Your instructions: Every line holding the string "xlabel" should be gathered.

┏━━

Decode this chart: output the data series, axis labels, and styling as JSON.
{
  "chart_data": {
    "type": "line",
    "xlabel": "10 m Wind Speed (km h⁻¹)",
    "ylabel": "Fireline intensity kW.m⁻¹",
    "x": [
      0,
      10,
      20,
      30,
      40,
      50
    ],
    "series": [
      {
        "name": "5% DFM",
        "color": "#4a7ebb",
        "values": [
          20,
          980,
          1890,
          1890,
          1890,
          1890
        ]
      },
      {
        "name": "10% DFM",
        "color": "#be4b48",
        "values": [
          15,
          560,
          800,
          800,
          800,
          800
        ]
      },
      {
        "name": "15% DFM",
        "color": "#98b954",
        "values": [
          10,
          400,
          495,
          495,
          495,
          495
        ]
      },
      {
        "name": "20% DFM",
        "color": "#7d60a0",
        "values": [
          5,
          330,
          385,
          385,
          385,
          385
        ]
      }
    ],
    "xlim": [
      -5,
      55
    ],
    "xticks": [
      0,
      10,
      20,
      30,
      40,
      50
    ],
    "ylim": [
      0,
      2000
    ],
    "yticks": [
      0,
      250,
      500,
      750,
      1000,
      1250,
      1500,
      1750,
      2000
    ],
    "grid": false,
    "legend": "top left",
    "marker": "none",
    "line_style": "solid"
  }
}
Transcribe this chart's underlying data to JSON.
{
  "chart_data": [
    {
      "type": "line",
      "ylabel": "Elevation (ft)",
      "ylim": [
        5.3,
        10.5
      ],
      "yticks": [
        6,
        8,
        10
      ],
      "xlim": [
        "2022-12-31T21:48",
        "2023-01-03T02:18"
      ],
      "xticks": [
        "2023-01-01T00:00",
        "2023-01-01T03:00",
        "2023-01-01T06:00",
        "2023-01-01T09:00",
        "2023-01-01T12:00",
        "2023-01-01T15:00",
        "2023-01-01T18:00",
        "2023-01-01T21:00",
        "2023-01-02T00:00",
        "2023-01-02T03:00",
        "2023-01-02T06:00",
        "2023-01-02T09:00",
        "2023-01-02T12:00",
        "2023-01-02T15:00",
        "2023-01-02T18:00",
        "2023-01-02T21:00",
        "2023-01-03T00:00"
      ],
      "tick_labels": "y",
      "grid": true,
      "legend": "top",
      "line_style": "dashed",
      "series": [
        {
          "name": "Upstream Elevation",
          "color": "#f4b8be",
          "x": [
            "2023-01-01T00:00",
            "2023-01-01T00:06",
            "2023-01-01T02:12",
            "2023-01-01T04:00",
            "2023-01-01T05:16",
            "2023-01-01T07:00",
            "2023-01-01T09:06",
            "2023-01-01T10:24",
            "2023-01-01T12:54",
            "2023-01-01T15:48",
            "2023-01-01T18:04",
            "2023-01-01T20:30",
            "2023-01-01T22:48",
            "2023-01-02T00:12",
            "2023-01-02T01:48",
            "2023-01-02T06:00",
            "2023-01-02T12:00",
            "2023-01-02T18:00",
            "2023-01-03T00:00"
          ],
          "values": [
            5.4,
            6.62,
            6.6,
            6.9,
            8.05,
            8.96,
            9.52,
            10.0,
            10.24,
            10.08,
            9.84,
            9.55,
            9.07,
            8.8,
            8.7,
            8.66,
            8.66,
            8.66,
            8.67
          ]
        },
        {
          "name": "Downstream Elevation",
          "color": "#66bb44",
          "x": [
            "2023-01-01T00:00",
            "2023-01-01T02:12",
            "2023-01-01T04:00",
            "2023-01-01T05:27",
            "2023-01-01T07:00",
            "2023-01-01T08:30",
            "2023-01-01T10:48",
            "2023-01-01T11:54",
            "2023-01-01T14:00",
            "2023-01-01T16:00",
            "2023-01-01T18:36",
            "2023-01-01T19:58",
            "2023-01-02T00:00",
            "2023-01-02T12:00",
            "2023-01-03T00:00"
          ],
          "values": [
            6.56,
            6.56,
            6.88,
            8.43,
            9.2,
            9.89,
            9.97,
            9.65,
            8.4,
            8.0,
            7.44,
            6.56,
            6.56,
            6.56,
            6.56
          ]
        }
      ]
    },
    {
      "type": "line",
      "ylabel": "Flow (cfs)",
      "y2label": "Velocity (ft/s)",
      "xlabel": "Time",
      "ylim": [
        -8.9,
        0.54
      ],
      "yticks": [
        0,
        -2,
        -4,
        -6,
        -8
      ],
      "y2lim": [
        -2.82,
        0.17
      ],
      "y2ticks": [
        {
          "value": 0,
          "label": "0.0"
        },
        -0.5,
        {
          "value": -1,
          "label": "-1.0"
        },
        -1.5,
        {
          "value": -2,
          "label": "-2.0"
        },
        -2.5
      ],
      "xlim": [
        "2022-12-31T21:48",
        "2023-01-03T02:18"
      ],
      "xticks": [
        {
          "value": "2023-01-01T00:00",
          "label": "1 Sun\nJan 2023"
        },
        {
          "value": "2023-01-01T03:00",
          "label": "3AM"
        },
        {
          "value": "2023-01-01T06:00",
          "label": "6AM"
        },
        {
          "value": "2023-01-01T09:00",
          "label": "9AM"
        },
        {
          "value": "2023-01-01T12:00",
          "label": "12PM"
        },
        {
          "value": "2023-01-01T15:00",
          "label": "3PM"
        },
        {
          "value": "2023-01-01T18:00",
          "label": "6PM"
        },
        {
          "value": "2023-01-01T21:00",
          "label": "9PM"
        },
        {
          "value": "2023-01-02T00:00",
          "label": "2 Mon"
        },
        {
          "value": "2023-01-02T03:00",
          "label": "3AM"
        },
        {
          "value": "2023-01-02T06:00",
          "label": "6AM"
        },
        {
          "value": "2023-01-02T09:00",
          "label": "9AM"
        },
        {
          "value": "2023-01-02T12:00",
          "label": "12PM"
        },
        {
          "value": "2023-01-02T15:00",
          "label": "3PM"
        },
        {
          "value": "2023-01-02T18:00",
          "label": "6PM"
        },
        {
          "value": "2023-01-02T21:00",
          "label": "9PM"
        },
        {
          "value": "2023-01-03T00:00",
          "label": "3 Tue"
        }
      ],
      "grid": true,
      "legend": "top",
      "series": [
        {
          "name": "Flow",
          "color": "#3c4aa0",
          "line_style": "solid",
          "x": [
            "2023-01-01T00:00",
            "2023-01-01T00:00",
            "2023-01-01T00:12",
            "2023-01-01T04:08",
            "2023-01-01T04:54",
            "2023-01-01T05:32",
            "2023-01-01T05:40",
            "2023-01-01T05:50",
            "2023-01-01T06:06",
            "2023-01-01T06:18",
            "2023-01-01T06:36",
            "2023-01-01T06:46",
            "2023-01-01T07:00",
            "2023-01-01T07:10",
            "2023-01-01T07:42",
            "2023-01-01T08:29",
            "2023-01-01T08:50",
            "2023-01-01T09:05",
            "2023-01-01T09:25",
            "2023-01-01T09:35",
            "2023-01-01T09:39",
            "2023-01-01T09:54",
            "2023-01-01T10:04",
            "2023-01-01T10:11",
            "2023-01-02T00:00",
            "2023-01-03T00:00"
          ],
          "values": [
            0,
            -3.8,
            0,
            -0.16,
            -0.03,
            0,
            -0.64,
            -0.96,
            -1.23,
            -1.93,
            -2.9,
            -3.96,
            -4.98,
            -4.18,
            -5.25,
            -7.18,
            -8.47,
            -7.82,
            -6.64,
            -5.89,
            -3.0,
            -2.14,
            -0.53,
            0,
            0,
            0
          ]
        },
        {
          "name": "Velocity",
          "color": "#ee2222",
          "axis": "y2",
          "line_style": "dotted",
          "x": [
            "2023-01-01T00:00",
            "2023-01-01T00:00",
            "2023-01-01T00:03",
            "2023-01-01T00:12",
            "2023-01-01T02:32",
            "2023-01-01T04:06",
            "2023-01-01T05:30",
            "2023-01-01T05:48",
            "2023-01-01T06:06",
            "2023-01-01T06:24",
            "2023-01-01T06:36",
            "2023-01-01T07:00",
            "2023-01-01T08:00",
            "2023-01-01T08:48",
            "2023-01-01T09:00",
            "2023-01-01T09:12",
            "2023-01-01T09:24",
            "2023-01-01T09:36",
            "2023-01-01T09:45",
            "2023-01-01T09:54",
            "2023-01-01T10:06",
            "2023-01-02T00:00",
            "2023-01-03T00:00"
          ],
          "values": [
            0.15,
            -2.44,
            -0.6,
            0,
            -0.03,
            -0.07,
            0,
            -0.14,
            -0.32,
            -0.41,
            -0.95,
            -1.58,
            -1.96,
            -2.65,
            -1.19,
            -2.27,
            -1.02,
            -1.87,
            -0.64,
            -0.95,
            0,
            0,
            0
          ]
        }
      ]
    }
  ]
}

┗━━

Response to this task:
    "xlabel": "10 m Wind Speed (km h⁻¹)",
      "xlabel": "Time",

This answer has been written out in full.